[Dataset listings of figures]
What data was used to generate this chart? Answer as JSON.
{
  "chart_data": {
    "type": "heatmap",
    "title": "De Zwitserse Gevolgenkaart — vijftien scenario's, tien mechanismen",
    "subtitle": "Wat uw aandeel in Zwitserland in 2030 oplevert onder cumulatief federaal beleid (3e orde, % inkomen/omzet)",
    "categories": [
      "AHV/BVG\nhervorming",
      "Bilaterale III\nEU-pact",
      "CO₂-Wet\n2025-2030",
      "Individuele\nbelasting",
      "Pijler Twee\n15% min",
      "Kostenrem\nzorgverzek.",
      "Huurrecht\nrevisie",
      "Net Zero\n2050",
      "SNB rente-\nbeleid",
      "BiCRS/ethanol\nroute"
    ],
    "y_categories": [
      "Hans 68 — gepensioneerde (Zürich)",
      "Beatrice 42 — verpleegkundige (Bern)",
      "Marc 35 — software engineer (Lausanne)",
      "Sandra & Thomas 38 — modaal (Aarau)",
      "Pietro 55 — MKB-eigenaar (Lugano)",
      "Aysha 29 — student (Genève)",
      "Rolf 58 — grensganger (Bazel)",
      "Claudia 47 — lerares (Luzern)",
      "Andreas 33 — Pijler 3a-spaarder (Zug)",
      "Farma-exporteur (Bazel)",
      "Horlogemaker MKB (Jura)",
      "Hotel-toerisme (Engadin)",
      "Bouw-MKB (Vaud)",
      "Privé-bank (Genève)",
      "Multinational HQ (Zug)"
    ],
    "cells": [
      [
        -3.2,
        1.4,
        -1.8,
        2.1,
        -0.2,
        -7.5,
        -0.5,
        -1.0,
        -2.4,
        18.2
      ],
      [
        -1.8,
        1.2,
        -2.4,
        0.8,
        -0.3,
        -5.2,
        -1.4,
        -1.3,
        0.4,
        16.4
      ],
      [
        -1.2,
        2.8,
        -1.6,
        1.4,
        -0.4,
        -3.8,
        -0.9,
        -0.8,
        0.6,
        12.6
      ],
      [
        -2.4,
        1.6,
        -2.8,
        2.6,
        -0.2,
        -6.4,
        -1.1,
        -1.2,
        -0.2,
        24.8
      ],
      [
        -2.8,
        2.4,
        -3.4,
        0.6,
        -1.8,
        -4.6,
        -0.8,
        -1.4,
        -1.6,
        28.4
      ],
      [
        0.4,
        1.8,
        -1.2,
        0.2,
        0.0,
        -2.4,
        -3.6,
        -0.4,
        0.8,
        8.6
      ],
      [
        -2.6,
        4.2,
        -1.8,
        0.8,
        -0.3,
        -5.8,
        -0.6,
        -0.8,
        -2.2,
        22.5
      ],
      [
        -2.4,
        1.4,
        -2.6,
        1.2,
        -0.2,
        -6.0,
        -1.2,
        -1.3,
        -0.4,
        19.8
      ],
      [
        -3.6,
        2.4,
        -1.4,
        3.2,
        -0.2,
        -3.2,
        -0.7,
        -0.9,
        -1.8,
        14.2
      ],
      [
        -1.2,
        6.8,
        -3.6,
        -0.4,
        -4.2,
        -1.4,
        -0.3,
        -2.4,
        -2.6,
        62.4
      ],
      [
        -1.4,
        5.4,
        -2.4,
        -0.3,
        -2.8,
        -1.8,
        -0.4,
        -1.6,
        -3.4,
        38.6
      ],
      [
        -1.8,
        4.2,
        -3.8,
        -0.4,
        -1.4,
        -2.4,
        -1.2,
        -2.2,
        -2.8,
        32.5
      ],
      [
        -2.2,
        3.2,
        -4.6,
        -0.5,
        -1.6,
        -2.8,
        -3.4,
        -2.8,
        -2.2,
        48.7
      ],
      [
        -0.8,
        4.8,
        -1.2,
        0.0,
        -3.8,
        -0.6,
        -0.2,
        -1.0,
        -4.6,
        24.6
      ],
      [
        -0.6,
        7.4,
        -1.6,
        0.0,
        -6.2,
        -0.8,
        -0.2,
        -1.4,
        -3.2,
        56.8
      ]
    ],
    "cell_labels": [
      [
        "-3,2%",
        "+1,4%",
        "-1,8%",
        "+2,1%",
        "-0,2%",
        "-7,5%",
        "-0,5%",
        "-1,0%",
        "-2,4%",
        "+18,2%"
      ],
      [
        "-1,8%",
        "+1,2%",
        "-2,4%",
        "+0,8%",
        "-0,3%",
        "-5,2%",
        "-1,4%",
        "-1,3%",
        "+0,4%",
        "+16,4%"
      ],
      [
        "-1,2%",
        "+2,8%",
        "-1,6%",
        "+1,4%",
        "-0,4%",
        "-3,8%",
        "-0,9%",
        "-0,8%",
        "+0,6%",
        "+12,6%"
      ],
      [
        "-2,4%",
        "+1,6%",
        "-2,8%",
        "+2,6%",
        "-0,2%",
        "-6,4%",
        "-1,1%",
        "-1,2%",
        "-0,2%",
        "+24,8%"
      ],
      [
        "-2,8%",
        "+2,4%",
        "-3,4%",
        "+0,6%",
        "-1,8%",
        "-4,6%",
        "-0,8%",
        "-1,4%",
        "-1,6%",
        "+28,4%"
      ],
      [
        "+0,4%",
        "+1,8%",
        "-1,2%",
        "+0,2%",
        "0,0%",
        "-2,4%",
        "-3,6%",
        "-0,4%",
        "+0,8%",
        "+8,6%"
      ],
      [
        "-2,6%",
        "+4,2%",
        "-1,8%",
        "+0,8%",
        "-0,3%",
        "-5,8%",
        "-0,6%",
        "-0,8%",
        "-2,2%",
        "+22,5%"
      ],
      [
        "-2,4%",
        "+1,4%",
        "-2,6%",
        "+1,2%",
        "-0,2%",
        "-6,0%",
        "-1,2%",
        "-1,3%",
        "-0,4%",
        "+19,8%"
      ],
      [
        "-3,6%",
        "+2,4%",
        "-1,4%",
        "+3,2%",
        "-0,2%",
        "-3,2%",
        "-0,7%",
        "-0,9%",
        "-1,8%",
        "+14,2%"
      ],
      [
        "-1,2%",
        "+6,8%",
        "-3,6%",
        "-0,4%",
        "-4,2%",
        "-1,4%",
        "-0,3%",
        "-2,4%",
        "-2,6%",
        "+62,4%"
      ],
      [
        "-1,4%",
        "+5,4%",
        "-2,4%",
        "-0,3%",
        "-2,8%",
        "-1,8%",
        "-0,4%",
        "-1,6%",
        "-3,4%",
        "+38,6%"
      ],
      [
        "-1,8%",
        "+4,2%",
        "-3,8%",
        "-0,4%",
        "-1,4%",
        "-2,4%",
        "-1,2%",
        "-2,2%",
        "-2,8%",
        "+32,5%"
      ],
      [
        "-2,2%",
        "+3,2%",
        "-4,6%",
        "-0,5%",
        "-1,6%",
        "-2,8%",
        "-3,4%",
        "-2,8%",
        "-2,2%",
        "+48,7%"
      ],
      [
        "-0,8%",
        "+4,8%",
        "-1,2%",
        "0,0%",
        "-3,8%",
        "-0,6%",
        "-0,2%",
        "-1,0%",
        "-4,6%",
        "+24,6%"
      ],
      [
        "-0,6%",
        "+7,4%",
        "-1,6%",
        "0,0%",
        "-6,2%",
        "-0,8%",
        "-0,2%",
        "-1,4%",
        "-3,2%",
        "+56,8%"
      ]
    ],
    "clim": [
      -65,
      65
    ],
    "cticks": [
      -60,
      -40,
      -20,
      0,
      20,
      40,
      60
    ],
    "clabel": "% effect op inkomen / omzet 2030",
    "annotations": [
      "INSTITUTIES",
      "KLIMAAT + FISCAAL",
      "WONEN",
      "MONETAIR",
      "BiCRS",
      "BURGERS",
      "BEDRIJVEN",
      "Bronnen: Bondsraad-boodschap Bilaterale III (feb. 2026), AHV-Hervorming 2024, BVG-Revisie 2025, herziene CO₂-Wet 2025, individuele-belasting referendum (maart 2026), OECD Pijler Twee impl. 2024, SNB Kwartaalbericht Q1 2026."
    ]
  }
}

_Requirement_: List all lines above in which the string "Pijler" appears.

_Result of this exercise_:
      "Pijler Twee\n15% min",
      "Andreas 33 — Pijler 3a-spaarder (Zug)",
      "Bronnen: Bondsraad-boodschap Bilaterale III (feb. 2026), AHV-Hervorming 2024, BVG-Revisie 2025, herziene CO₂-Wet 2025, individuele-belasting referendum (maart 2026), OECD Pijler Twee impl. 2024, SNB Kwartaalbericht Q1 2026."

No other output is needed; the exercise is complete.